▶ **ASSIGNMENT**:
In the discussion of StructuredText tables, what did bkc need a way to do by tweaking DocumentClass and HTMLClass? Please answer in one sentence.

[[ DOCUMENT SEGMENT open ]]

Since the ASCII line-drawing tables functionality has already been implemented as what seems to be the New Way To Do It for StructuredTextNG, I'd suggest browsing Customizing The Document Processor , which should show us how to implement our ideas as extensions to the existing rules. That way, people have their pick of how to do things.

ElviX? (Sep 21, 2001 8:10 am; Comment #4-7)
output should be changed to lowercase , to comply with XHTML standards.
bkc (Nov 16, 2001 2:32 pm; Comment #8)
I've tweaked DocumentClass and HTMLClass to allow the specification of table attributes in the STX text. I realize this breaks the idea of presentation, but I really needed a way to turn off borders in my tables and control padding.

I use this re. match now in DocumentClass:

  expr = re.compile(r'\s*\|[-]+(?:htmlattr:(?P<htmlattr>.*)-)?[-]+\|').match

So I can insert html specific attributes as:

  |-----htmlattr:border="0" cellspacing="0" cellpadding="0"----|

I really wish there was a better way to express this.. Any better suggestions?

dhart (Nov 17, 2001 2:29 am; Comment #9)
For cell padding and border options, how about some combination of pipes and colons?

Like this:

    :|              **Project Status**           |:
    :| *My Projects*        || *Team Projects*   |:
    :| Project One   || 15% || Project A || 100% |:
    :| Project Two   || 50% || Project B ||  10% |:

datagrok (Nov 28, 2001 5:55 pm; Comment #10)
Controlling padding and borders? Use CSS!

If you don't want to use CSS and still need more precise control over the html-specific (!) attribute tags in the rendered tables, then you're getting more into the realm of presentation than data exchange. Remember, STX renders out into many different formats besides HTML. So it's likely that StructuredText isn't the proper data transport medium for what you're trying to do with it.

[[ DOCUMENT SEGMENT closed ]]
[[ GIVEN RECORDS open ]]

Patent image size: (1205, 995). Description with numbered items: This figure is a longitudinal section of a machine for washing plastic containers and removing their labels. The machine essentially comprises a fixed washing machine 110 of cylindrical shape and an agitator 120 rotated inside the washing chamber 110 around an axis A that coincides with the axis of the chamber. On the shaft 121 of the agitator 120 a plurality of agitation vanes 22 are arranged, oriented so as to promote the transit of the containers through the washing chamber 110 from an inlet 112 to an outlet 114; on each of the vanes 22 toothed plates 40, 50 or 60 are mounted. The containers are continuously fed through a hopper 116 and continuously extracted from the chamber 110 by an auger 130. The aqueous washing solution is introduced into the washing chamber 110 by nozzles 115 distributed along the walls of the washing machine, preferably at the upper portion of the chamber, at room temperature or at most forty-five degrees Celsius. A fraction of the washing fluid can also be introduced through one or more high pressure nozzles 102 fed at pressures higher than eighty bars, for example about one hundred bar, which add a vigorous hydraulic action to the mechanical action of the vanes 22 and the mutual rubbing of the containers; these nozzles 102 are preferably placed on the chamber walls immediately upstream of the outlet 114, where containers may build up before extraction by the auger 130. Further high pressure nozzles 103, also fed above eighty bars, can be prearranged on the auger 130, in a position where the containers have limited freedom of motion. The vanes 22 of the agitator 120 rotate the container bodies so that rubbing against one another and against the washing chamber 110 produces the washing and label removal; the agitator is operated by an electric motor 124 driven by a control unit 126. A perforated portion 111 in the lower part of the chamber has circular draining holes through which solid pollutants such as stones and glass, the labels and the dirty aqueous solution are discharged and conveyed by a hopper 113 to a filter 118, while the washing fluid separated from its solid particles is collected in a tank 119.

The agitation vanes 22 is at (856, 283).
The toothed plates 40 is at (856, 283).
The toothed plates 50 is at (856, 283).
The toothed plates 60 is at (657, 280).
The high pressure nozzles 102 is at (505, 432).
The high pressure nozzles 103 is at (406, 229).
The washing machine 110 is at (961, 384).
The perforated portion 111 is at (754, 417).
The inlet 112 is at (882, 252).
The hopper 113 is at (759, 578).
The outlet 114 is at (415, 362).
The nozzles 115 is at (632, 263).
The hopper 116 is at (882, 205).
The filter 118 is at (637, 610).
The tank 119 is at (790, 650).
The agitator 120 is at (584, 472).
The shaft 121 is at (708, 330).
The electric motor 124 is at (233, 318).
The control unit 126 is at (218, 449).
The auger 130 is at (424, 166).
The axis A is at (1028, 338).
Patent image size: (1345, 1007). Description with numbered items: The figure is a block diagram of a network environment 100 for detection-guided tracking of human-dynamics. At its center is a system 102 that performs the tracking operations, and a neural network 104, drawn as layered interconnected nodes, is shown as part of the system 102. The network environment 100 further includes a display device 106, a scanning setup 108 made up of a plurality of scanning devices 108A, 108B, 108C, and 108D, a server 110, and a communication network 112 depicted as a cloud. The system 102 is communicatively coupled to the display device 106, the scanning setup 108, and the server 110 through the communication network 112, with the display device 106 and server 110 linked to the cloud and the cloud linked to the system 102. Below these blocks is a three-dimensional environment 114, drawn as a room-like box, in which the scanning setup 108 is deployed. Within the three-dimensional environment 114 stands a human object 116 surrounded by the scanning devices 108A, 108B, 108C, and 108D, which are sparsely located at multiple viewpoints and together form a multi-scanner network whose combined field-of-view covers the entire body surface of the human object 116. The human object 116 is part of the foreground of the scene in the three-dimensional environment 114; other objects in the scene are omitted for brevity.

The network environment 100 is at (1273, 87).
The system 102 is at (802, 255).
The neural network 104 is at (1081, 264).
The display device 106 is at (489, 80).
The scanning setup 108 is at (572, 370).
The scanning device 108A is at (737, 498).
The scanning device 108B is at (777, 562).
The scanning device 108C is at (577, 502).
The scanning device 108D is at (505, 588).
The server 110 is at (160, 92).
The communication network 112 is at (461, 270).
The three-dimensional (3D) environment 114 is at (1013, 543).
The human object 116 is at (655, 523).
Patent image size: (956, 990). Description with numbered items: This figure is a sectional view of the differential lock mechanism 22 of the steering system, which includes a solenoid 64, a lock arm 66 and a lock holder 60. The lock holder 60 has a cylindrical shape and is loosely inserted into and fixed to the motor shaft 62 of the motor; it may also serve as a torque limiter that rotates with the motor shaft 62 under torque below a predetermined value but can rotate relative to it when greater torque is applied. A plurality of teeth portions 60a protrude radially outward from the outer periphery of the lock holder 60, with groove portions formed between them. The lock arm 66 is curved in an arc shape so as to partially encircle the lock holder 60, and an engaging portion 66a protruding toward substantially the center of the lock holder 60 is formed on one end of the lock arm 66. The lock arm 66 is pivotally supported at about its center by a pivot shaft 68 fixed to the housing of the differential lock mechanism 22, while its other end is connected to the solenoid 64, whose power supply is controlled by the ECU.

[[ GIVEN RECORDS closed ]]

▶ **RESULT FOR THIS EXERCISE**:
bkc needed a way to turn off borders in tables and to control padding.